• [Source document]

>>>

Hard Cider Tip #18: Fusel Alcohols

Have you even heard someone comment about fusel alcohols or higher alcohols and wonder what they were talking about? It’s not the fuel used to power rockets to the moon. That was actually liquid oxygen, liquid hydrogen, and kerosene. When yeast convert sugar into alcohol, ethanol is what most of that alcohol is. However, it can also create stronger alcohols call fusel alcohols or higher alcohols. These alcohols are one of many compounds that are created during the fermentation process. These alcohols are not the poisonous methanol that can be produced through distillation, which is why most countries highly regulate or forbid home distillation.

<<<

• [Instruction a]
According to the cider tip on fusel alcohols, which alcohol makes up most of what yeast produce when converting sugar?

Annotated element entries
>>>

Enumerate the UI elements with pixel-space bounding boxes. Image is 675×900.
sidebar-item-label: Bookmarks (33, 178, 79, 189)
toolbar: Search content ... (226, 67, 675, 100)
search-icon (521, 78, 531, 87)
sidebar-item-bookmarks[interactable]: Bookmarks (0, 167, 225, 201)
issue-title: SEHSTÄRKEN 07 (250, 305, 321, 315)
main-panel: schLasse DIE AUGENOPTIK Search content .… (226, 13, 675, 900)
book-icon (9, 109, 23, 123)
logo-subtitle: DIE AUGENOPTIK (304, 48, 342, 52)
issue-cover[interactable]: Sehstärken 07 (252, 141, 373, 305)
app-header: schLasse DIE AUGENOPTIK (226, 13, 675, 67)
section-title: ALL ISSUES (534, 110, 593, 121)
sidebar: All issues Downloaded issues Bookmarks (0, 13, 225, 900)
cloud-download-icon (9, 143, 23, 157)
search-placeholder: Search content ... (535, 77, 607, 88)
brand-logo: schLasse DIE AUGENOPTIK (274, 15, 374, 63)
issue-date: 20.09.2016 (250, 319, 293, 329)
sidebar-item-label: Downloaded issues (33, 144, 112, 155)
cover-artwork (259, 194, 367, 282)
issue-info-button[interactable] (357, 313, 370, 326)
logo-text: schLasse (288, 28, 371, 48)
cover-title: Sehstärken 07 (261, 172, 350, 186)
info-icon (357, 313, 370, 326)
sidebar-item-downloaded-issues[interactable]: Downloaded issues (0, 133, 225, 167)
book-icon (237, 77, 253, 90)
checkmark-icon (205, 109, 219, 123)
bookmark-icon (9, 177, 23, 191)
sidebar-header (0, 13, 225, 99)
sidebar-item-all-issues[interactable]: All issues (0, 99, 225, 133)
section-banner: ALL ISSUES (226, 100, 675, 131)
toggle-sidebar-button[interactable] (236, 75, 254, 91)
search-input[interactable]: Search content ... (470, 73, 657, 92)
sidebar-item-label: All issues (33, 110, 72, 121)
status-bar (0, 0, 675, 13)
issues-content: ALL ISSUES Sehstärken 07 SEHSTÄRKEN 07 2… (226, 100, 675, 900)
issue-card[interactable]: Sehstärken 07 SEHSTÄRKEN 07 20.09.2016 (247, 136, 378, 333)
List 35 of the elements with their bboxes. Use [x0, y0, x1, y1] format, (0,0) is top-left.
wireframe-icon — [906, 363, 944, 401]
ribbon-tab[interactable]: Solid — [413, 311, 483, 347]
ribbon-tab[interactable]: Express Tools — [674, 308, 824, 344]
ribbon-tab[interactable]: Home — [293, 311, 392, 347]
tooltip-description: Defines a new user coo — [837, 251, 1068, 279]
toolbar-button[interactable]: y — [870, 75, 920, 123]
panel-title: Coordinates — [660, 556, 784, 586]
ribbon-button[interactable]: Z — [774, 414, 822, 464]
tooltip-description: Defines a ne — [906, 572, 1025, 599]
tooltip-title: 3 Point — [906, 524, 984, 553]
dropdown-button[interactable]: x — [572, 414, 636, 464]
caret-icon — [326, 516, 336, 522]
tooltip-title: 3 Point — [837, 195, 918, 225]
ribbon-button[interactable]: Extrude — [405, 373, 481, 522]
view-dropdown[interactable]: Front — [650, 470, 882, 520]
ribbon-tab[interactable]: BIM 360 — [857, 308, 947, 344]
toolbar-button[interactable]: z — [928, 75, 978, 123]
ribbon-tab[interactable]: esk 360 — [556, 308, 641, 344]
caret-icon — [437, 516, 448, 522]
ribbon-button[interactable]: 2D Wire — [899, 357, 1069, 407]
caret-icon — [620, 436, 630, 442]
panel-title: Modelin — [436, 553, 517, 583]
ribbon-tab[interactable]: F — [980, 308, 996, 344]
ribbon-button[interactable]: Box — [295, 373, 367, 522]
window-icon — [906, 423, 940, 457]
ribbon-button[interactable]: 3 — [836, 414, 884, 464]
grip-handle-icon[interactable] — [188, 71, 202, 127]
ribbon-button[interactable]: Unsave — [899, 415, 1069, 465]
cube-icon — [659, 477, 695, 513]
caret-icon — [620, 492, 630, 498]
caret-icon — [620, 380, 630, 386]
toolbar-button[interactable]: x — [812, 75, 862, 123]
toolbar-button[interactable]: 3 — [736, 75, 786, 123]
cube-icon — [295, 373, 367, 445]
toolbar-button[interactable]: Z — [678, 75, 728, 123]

<<<

• [Instruction b]
Extract the records from their first line through the line containing "167, 225, 201)", both ends included, reproducing each line unchanged.

• [Response a]
Ethanol

• [Response b]
Enumerate the UI elements with pixel-space bounding boxes. Image is 675×900.
sidebar-item-label: Bookmarks (33, 178, 79, 189)
toolbar: Search content ... (226, 67, 675, 100)
search-icon (521, 78, 531, 87)
sidebar-item-bookmarks[interactable]: Bookmarks (0, 167, 225, 201)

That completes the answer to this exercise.